● The records
======
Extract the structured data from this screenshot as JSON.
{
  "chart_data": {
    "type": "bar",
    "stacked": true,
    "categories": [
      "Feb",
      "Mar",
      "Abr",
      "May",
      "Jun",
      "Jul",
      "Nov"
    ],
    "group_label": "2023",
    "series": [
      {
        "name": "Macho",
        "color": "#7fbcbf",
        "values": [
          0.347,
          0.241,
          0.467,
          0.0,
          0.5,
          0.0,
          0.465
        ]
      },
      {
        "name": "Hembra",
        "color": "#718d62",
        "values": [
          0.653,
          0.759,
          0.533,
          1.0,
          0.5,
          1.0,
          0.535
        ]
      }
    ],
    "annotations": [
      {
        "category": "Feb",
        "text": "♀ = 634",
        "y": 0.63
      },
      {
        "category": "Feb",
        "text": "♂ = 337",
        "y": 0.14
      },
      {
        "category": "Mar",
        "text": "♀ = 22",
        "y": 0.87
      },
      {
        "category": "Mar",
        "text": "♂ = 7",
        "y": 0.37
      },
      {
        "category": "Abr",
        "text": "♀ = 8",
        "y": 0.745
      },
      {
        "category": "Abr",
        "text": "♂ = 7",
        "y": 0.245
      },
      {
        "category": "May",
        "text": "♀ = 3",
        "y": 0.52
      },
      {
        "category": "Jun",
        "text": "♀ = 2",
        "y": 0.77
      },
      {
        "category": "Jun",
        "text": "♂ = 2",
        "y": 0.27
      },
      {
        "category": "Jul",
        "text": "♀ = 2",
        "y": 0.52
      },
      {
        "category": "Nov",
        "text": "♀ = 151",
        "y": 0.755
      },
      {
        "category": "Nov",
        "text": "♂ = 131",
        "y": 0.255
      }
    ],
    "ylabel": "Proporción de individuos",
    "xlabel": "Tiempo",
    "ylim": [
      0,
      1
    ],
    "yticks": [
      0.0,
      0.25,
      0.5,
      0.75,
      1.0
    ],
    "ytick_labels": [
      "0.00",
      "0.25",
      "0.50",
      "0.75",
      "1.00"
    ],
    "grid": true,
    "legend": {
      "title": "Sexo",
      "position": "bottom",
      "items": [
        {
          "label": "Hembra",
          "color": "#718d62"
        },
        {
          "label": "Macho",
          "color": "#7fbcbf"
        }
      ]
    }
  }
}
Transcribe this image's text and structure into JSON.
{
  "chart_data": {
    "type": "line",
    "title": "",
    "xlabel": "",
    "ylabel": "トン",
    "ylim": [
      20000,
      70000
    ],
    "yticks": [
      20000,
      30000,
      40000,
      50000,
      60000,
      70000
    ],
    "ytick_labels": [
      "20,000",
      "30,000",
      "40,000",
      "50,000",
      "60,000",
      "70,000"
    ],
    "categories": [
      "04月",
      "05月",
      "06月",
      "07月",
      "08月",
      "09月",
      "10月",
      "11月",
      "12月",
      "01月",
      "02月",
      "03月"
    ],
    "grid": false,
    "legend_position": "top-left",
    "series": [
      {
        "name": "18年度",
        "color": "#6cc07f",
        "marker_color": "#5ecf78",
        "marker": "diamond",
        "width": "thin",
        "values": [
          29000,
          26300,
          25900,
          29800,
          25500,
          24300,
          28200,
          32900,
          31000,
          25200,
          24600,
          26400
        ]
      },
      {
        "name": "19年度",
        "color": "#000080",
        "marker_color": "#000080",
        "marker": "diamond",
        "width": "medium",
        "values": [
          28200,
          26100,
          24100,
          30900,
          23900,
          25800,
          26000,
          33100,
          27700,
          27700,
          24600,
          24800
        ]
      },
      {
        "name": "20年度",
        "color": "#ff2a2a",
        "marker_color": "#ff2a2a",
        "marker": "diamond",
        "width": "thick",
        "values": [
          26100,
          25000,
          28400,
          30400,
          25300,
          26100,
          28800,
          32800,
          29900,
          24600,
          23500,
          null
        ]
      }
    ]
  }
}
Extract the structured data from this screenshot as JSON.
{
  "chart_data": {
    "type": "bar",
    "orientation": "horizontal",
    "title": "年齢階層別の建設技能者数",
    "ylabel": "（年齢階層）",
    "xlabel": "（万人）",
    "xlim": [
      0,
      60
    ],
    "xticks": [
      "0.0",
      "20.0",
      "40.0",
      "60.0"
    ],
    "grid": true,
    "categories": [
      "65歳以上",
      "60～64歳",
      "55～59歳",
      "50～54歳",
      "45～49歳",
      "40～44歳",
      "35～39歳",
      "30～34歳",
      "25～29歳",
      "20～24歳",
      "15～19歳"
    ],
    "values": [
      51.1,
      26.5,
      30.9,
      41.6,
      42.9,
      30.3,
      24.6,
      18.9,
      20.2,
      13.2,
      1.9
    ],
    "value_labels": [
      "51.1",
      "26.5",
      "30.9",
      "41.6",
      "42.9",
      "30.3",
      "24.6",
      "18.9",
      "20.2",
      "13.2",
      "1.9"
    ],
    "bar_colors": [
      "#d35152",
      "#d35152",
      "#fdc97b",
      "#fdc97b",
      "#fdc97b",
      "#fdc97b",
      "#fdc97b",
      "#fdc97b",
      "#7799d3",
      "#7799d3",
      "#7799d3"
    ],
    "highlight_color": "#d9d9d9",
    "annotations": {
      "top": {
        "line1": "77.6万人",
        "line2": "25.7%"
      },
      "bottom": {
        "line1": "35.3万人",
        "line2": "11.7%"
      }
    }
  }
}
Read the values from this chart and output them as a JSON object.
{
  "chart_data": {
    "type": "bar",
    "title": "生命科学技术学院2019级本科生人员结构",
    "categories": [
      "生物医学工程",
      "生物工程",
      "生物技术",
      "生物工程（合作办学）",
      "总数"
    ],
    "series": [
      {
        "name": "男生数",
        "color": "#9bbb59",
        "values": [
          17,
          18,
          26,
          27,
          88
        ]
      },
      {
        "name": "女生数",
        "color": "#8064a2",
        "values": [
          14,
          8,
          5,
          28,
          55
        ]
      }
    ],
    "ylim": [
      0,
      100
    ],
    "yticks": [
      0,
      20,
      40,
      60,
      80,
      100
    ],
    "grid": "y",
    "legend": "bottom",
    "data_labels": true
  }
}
======
● To do
Each line in the material above must be retyped without alteration.

● Result of the exercise
Extract the structured data from this screenshot as JSON.
{
  "chart_data": {
    "type": "bar",
    "stacked": true,
    "categories": [
      "Feb",
      "Mar",
      "Abr",
      "May",
      "Jun",
      "Jul",
      "Nov"
    ],
    "group_label": "2023",
    "series": [
      {
        "name": "Macho",
        "color": "#7fbcbf",
        "values": [
          0.347,
          0.241,
          0.467,
          0.0,
          0.5,
          0.0,
          0.465
        ]
      },
      {
        "name": "Hembra",
        "color": "#718d62",
        "values": [
          0.653,
          0.759,
          0.533,
          1.0,
          0.5,
          1.0,
          0.535
        ]
      }
    ],
    "annotations": [
      {
        "category": "Feb",
        "text": "♀ = 634",
        "y": 0.63
      },
      {
        "category": "Feb",
        "text": "♂ = 337",
        "y": 0.14
      },
      {
        "category": "Mar",
        "text": "♀ = 22",
        "y": 0.87
      },
      {
        "category": "Mar",
        "text": "♂ = 7",
        "y": 0.37
      },
      {
        "category": "Abr",
        "text": "♀ = 8",
        "y": 0.745
      },
      {
        "category": "Abr",
        "text": "♂ = 7",
        "y": 0.245
      },
      {
        "category": "May",
        "text": "♀ = 3",
        "y": 0.52
      },
      {
        "category": "Jun",
        "text": "♀ = 2",
        "y": 0.77
      },
      {
        "category": "Jun",
        "text": "♂ = 2",
        "y": 0.27
      },
      {
        "category": "Jul",
        "text": "♀ = 2",
        "y": 0.52
      },
      {
        "category": "Nov",
        "text": "♀ = 151",
        "y": 0.755
      },
      {
        "category": "Nov",
        "text": "♂ = 131",
        "y": 0.255
      }
    ],
    "ylabel": "Proporción de individuos",
    "xlabel": "Tiempo",
    "ylim": [
      0,
      1
    ],
    "yticks": [
      0.0,
      0.25,
      0.5,
      0.75,
      1.0
    ],
    "ytick_labels": [
      "0.00",
      "0.25",
      "0.50",
      "0.75",
      "1.00"
    ],
    "grid": true,
    "legend": {
      "title": "Sexo",
      "position": "bottom",
      "items": [
        {
          "label": "Hembra",
          "color": "#718d62"
        },
        {
          "label": "Macho",
          "color": "#7fbcbf"
        }
      ]
    }
  }
}
Transcribe this image's text and structure into JSON.
{
  "chart_data": {
    "type": "line",
    "title": "",
    "xlabel": "",
    "ylabel": "トン",
    "ylim": [
      20000,
      70000
    ],
    "yticks": [
      20000,
      30000,
      40000,
      50000,
      60000,
      70000
    ],
    "ytick_labels": [
      "20,000",
      "30,000",
      "40,000",
      "50,000",
      "60,000",
      "70,000"
    ],
    "categories": [
      "04月",
      "05月",
      "06月",
      "07月",
      "08月",
      "09月",
      "10月",
      "11月",
      "12月",
      "01月",
      "02月",
      "03月"
    ],
    "grid": false,
    "legend_position": "top-left",
    "series": [
      {
        "name": "18年度",
        "color": "#6cc07f",
        "marker_color": "#5ecf78",
        "marker": "diamond",
        "width": "thin",
        "values": [
          29000,
          26300,
          25900,
          29800,
          25500,
          24300,
          28200,
          32900,
          31000,
          25200,
          24600,
          26400
        ]
      },
      {
        "name": "19年度",
        "color": "#000080",
        "marker_color": "#000080",
        "marker": "diamond",
        "width": "medium",
        "values": [
          28200,
          26100,
          24100,
          30900,
          23900,
          25800,
          26000,
          33100,
          27700,
          27700,
          24600,
          24800
        ]
      },
      {
        "name": "20年度",
        "color": "#ff2a2a",
        "marker_color": "#ff2a2a",
        "marker": "diamond",
        "width": "thick",
        "values": [
          26100,
          25000,
          28400,
          30400,
          25300,
          26100,
          28800,
          32800,
          29900,
          24600,
          23500,
          null
        ]
      }
    ]
  }
}
Extract the structured data from this screenshot as JSON.
{
  "chart_data": {
    "type": "bar",
    "orientation": "horizontal",
    "title": "年齢階層別の建設技能者数",
    "ylabel": "（年齢階層）",
    "xlabel": "（万人）",
    "xlim": [
      0,
      60
    ],
    "xticks": [
      "0.0",
      "20.0",
      "40.0",
      "60.0"
    ],
    "grid": true,
    "categories": [
      "65歳以上",
      "60～64歳",
      "55～59歳",
      "50～54歳",
      "45～49歳",
      "40～44歳",
      "35～39歳",
      "30～34歳",
      "25～29歳",
      "20～24歳",
      "15～19歳"
    ],
    "values": [
      51.1,
      26.5,
      30.9,
      41.6,
      42.9,
      30.3,
      24.6,
      18.9,
      20.2,
      13.2,
      1.9
    ],
    "value_labels": [
      "51.1",
      "26.5",
      "30.9",
      "41.6",
      "42.9",
      "30.3",
      "24.6",
      "18.9",
      "20.2",
      "13.2",
      "1.9"
    ],
    "bar_colors": [
      "#d35152",
      "#d35152",
      "#fdc97b",
      "#fdc97b",
      "#fdc97b",
      "#fdc97b",
      "#fdc97b",
      "#fdc97b",
      "#7799d3",
      "#7799d3",
      "#7799d3"
    ],
    "highlight_color": "#d9d9d9",
    "annotations": {
      "top": {
        "line1": "77.6万人",
        "line2": "25.7%"
      },
      "bottom": {
        "line1": "35.3万人",
        "line2": "11.7%"
      }
    }
  }
}
Read the values from this chart and output them as a JSON object.
{
  "chart_data": {
    "type": "bar",
    "title": "生命科学技术学院2019级本科生人员结构",
    "categories": [
      "生物医学工程",
      "生物工程",
      "生物技术",
      "生物工程（合作办学）",
      "总数"
    ],
    "series": [
      {
        "name": "男生数",
        "color": "#9bbb59",
        "values": [
          17,
          18,
          26,
          27,
          88
        ]
      },
      {
        "name": "女生数",
        "color": "#8064a2",
        "values": [
          14,
          8,
          5,
          28,
          55
        ]
      }
    ],
    "ylim": [
      0,
      100
    ],
    "yticks": [
      0,
      20,
      40,
      60,
      80,
      100
    ],
    "grid": "y",
    "legend": "bottom",
    "data_labels": true
  }
}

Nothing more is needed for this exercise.